Exercise aim: State how many lines of the records contain the string "this". Give the number alone.

======== Task inputs

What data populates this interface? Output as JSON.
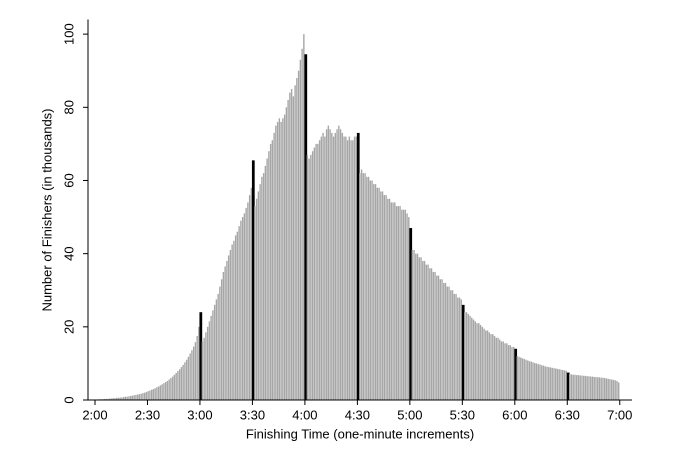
{
  "chart_data": {
    "type": "histogram",
    "xlabel": "Finishing Time (one-minute increments)",
    "ylabel": "Number of Finishers (in thousands)",
    "color": "#a6a6a6",
    "highlight_color": "#000000",
    "highlight_x": [
      180,
      210,
      240,
      270,
      300,
      330,
      360,
      390
    ],
    "xlim": [
      116,
      427
    ],
    "ylim": [
      0,
      104
    ],
    "xticks": [
      {
        "value": 120,
        "label": "2:00"
      },
      {
        "value": 150,
        "label": "2:30"
      },
      {
        "value": 180,
        "label": "3:00"
      },
      {
        "value": 210,
        "label": "3:30"
      },
      {
        "value": 240,
        "label": "4:00"
      },
      {
        "value": 270,
        "label": "4:30"
      },
      {
        "value": 300,
        "label": "5:00"
      },
      {
        "value": 330,
        "label": "5:30"
      },
      {
        "value": 360,
        "label": "6:00"
      },
      {
        "value": 390,
        "label": "6:30"
      },
      {
        "value": 420,
        "label": "7:00"
      }
    ],
    "yticks": [
      0,
      20,
      40,
      60,
      80,
      100
    ],
    "bins": [
      120,
      121,
      122,
      123,
      124,
      125,
      126,
      127,
      128,
      129,
      130,
      131,
      132,
      133,
      134,
      135,
      136,
      137,
      138,
      139,
      140,
      141,
      142,
      143,
      144,
      145,
      146,
      147,
      148,
      149,
      150,
      151,
      152,
      153,
      154,
      155,
      156,
      157,
      158,
      159,
      160,
      161,
      162,
      163,
      164,
      165,
      166,
      167,
      168,
      169,
      170,
      171,
      172,
      173,
      174,
      175,
      176,
      177,
      178,
      179,
      180,
      181,
      182,
      183,
      184,
      185,
      186,
      187,
      188,
      189,
      190,
      191,
      192,
      193,
      194,
      195,
      196,
      197,
      198,
      199,
      200,
      201,
      202,
      203,
      204,
      205,
      206,
      207,
      208,
      209,
      210,
      211,
      212,
      213,
      214,
      215,
      216,
      217,
      218,
      219,
      220,
      221,
      222,
      223,
      224,
      225,
      226,
      227,
      228,
      229,
      230,
      231,
      232,
      233,
      234,
      235,
      236,
      237,
      238,
      239,
      240,
      241,
      242,
      243,
      244,
      245,
      246,
      247,
      248,
      249,
      250,
      251,
      252,
      253,
      254,
      255,
      256,
      257,
      258,
      259,
      260,
      261,
      262,
      263,
      264,
      265,
      266,
      267,
      268,
      269,
      270,
      271,
      272,
      273,
      274,
      275,
      276,
      277,
      278,
      279,
      280,
      281,
      282,
      283,
      284,
      285,
      286,
      287,
      288,
      289,
      290,
      291,
      292,
      293,
      294,
      295,
      296,
      297,
      298,
      299,
      300,
      301,
      302,
      303,
      304,
      305,
      306,
      307,
      308,
      309,
      310,
      311,
      312,
      313,
      314,
      315,
      316,
      317,
      318,
      319,
      320,
      321,
      322,
      323,
      324,
      325,
      326,
      327,
      328,
      329,
      330,
      331,
      332,
      333,
      334,
      335,
      336,
      337,
      338,
      339,
      340,
      341,
      342,
      343,
      344,
      345,
      346,
      347,
      348,
      349,
      350,
      351,
      352,
      353,
      354,
      355,
      356,
      357,
      358,
      359,
      360,
      361,
      362,
      363,
      364,
      365,
      366,
      367,
      368,
      369,
      370,
      371,
      372,
      373,
      374,
      375,
      376,
      377,
      378,
      379,
      380,
      381,
      382,
      383,
      384,
      385,
      386,
      387,
      388,
      389,
      390,
      391,
      392,
      393,
      394,
      395,
      396,
      397,
      398,
      399,
      400,
      401,
      402,
      403,
      404,
      405,
      406,
      407,
      408,
      409,
      410,
      411,
      412,
      413,
      414,
      415,
      416,
      417,
      418,
      419,
      420
    ],
    "values": [
      0.1,
      0.1,
      0.2,
      0.2,
      0.2,
      0.3,
      0.3,
      0.3,
      0.4,
      0.4,
      0.5,
      0.5,
      0.6,
      0.6,
      0.7,
      0.7,
      0.8,
      0.9,
      0.9,
      1.0,
      1.1,
      1.2,
      1.3,
      1.4,
      1.5,
      1.6,
      1.7,
      1.9,
      2.0,
      2.2,
      2.4,
      2.6,
      2.8,
      3.0,
      3.2,
      3.5,
      3.7,
      4.0,
      4.3,
      4.6,
      4.9,
      5.2,
      5.6,
      6.0,
      6.4,
      6.9,
      7.4,
      7.9,
      8.4,
      9.0,
      9.6,
      10.3,
      11.0,
      11.8,
      12.7,
      13.6,
      14.6,
      15.8,
      17.5,
      20.0,
      24.0,
      16.0,
      17.0,
      18.5,
      20,
      21.5,
      23,
      24.5,
      26,
      27.5,
      29,
      31,
      33,
      35,
      36.5,
      38,
      39.5,
      41,
      42.5,
      43.5,
      45,
      46,
      47.5,
      49,
      50,
      51,
      52.5,
      54,
      56,
      58,
      65.5,
      53,
      55,
      57,
      59,
      61,
      62,
      64,
      66,
      68,
      70,
      71,
      73,
      75,
      76,
      77,
      76,
      77,
      78,
      80,
      82,
      84,
      85,
      83,
      86,
      88,
      90,
      93,
      96,
      100,
      94.5,
      67,
      66,
      67,
      68,
      69,
      70,
      70,
      71,
      72,
      73,
      72,
      74,
      75,
      74,
      73,
      72,
      73,
      74,
      75,
      74,
      73,
      72,
      72,
      71,
      72,
      71,
      71,
      72,
      72,
      73,
      62,
      63,
      62,
      62,
      61,
      61,
      60,
      60,
      59,
      59,
      58,
      58,
      57,
      57,
      56,
      56,
      55,
      55,
      54,
      54,
      54,
      53,
      53,
      53,
      52,
      52,
      52,
      51,
      50,
      47,
      41,
      41,
      40,
      40,
      39,
      39,
      38,
      38,
      37,
      37,
      36,
      36,
      35,
      35,
      34,
      34,
      33,
      33,
      32,
      32,
      31,
      31,
      30,
      30,
      29,
      29,
      28,
      28,
      27.5,
      26,
      24,
      24,
      23.5,
      23,
      22.5,
      22,
      21.5,
      21,
      21,
      20.5,
      20,
      19.5,
      19,
      19,
      18.5,
      18,
      18,
      17.5,
      17,
      17,
      16.5,
      16,
      16,
      15.5,
      15.5,
      15,
      15,
      14.5,
      14.5,
      14,
      12,
      11.8,
      11.6,
      11.4,
      11.2,
      11,
      10.8,
      10.6,
      10.5,
      10.3,
      10.1,
      10,
      9.8,
      9.7,
      9.5,
      9.4,
      9.2,
      9.1,
      9,
      8.9,
      8.8,
      8.7,
      8.6,
      8.5,
      8.4,
      8.3,
      8.2,
      8.1,
      8,
      7.5,
      7,
      7,
      6.9,
      6.9,
      6.8,
      6.8,
      6.7,
      6.7,
      6.6,
      6.6,
      6.5,
      6.5,
      6.4,
      6.4,
      6.3,
      6.3,
      6.2,
      6.2,
      6.1,
      6.1,
      6,
      5.9,
      5.8,
      5.7,
      5.6,
      5.5,
      5.4,
      5.2,
      4.8
    ]
  }
}
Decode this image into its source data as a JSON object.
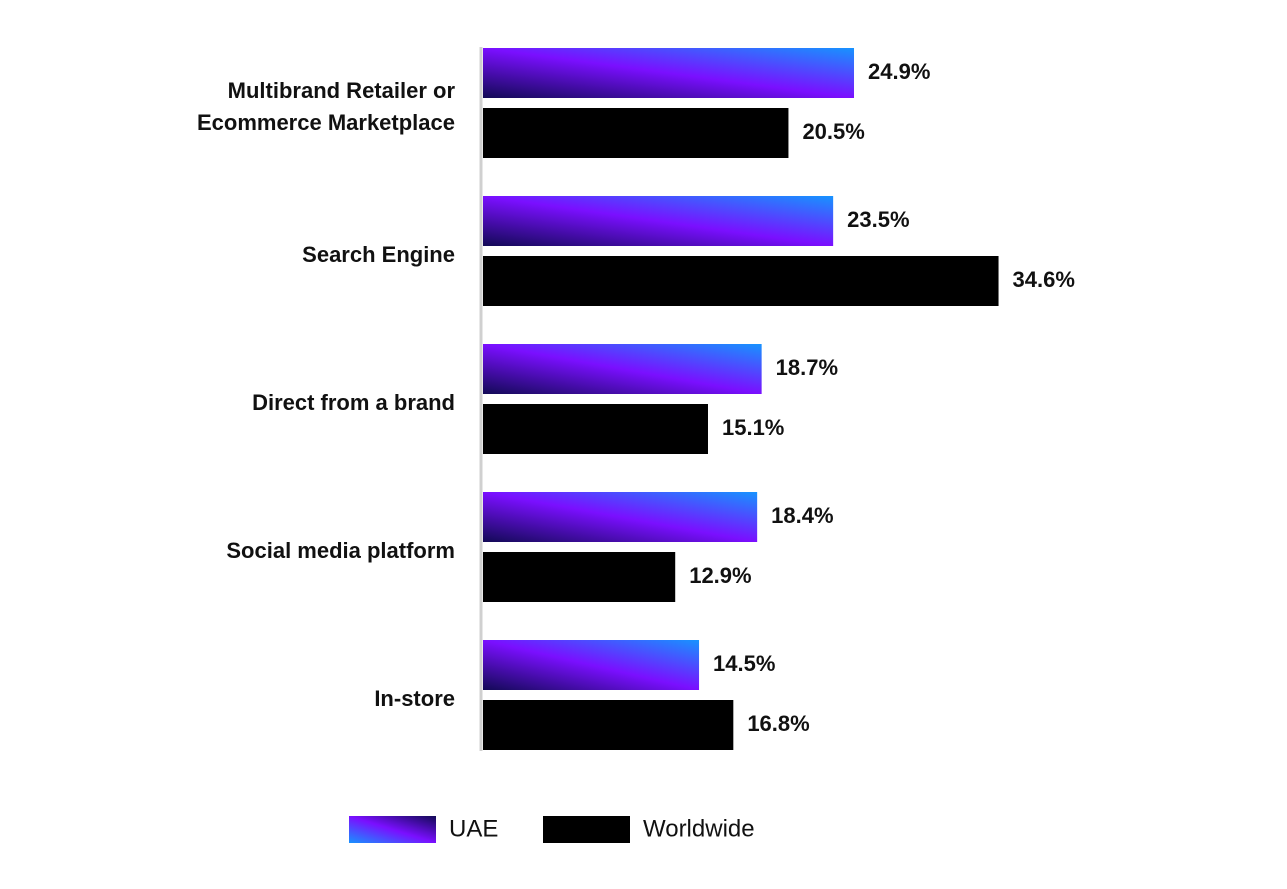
{
  "chart_data": {
    "type": "hbar",
    "categories": [
      "Multibrand Retailer or Ecommerce Marketplace",
      "Search Engine",
      "Direct from a brand",
      "Social media platform",
      "In-store"
    ],
    "series": [
      {
        "name": "UAE",
        "color": "#7a0fff",
        "gradient": [
          "#120a55",
          "#7a0fff",
          "#1793ff"
        ],
        "values": [
          24.9,
          23.5,
          18.7,
          18.4,
          14.5
        ],
        "value_labels": [
          "24.9%",
          "23.5%",
          "18.7%",
          "18.4%",
          "14.5%"
        ]
      },
      {
        "name": "Worldwide",
        "color": "#000000",
        "values": [
          20.5,
          34.6,
          15.1,
          12.9,
          16.8
        ],
        "value_labels": [
          "20.5%",
          "34.6%",
          "15.1%",
          "12.9%",
          "16.8%"
        ]
      }
    ]
  }
}
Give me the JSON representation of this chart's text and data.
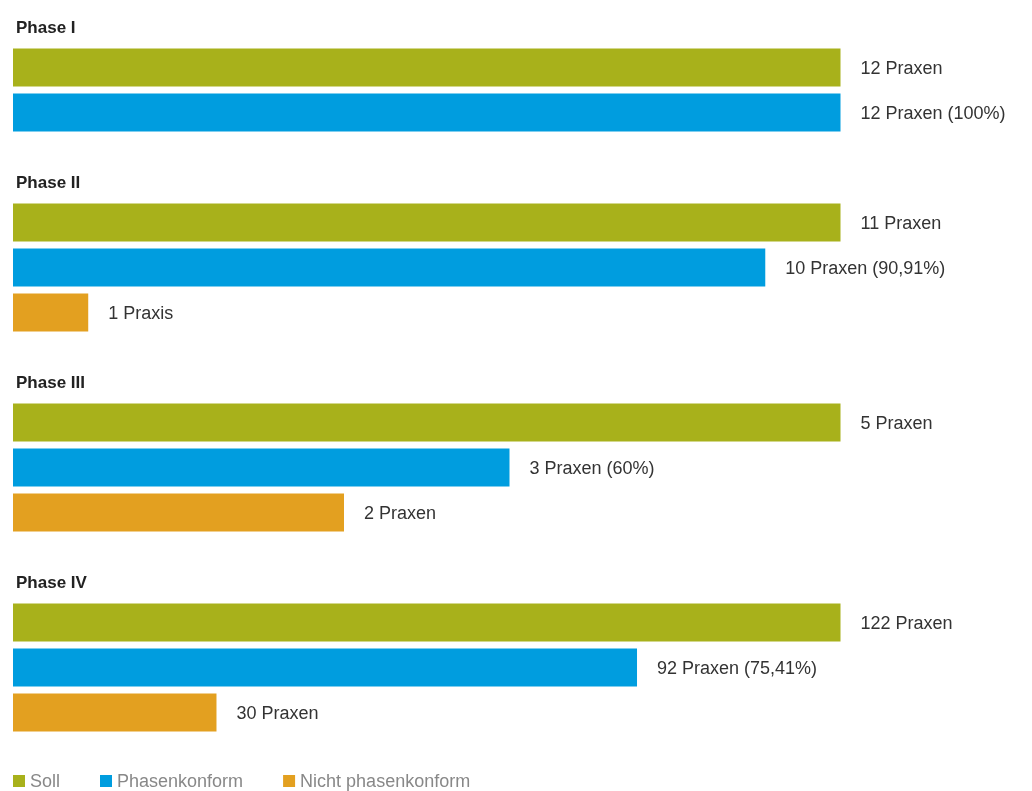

================

Solution below: 3